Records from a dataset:
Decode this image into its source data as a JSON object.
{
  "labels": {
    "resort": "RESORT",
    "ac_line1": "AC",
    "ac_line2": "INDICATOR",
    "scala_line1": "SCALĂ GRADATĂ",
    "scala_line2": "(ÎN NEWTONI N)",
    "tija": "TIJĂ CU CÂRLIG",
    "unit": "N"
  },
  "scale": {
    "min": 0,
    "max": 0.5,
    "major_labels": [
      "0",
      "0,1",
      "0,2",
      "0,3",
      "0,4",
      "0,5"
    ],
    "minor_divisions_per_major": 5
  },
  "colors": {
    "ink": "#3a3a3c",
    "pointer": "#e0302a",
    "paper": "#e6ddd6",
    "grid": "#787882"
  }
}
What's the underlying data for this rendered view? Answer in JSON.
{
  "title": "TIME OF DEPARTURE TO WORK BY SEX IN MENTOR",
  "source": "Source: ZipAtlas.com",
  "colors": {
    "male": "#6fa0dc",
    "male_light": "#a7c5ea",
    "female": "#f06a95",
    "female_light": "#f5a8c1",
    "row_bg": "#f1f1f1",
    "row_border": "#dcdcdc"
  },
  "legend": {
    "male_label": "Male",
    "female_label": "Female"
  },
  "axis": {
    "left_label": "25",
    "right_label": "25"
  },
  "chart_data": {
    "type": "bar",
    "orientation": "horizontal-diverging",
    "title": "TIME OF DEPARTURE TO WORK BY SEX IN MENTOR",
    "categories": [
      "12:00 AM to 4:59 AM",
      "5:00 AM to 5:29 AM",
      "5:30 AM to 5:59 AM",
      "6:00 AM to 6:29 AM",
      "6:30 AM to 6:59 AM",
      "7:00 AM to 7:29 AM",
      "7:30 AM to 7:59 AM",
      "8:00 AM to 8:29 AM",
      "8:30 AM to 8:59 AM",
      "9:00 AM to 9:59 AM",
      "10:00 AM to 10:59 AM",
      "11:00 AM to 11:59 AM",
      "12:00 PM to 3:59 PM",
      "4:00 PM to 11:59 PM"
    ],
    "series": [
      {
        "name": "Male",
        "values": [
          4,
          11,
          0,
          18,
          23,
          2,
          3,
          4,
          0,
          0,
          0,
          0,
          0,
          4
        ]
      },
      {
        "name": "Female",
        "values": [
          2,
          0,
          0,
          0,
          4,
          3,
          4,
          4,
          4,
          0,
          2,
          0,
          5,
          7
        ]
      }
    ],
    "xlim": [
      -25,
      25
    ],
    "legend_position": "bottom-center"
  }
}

*Task details*: Copy the material above verbatim.

*Correct answer*:
Decode this image into its source data as a JSON object.
{
  "labels": {
    "resort": "RESORT",
    "ac_line1": "AC",
    "ac_line2": "INDICATOR",
    "scala_line1": "SCALĂ GRADATĂ",
    "scala_line2": "(ÎN NEWTONI N)",
    "tija": "TIJĂ CU CÂRLIG",
    "unit": "N"
  },
  "scale": {
    "min": 0,
    "max": 0.5,
    "major_labels": [
      "0",
      "0,1",
      "0,2",
      "0,3",
      "0,4",
      "0,5"
    ],
    "minor_divisions_per_major": 5
  },
  "colors": {
    "ink": "#3a3a3c",
    "pointer": "#e0302a",
    "paper": "#e6ddd6",
    "grid": "#787882"
  }
}
What's the underlying data for this rendered view? Answer in JSON.
{
  "title": "TIME OF DEPARTURE TO WORK BY SEX IN MENTOR",
  "source": "Source: ZipAtlas.com",
  "colors": {
    "male": "#6fa0dc",
    "male_light": "#a7c5ea",
    "female": "#f06a95",
    "female_light": "#f5a8c1",
    "row_bg": "#f1f1f1",
    "row_border": "#dcdcdc"
  },
  "legend": {
    "male_label": "Male",
    "female_label": "Female"
  },
  "axis": {
    "left_label": "25",
    "right_label": "25"
  },
  "chart_data": {
    "type": "bar",
    "orientation": "horizontal-diverging",
    "title": "TIME OF DEPARTURE TO WORK BY SEX IN MENTOR",
    "categories": [
      "12:00 AM to 4:59 AM",
      "5:00 AM to 5:29 AM",
      "5:30 AM to 5:59 AM",
      "6:00 AM to 6:29 AM",
      "6:30 AM to 6:59 AM",
      "7:00 AM to 7:29 AM",
      "7:30 AM to 7:59 AM",
      "8:00 AM to 8:29 AM",
      "8:30 AM to 8:59 AM",
      "9:00 AM to 9:59 AM",
      "10:00 AM to 10:59 AM",
      "11:00 AM to 11:59 AM",
      "12:00 PM to 3:59 PM",
      "4:00 PM to 11:59 PM"
    ],
    "series": [
      {
        "name": "Male",
        "values": [
          4,
          11,
          0,
          18,
          23,
          2,
          3,
          4,
          0,
          0,
          0,
          0,
          0,
          4
        ]
      },
      {
        "name": "Female",
        "values": [
          2,
          0,
          0,
          0,
          4,
          3,
          4,
          4,
          4,
          0,
          2,
          0,
          5,
          7
        ]
      }
    ],
    "xlim": [
      -25,
      25
    ],
    "legend_position": "bottom-center"
  }
}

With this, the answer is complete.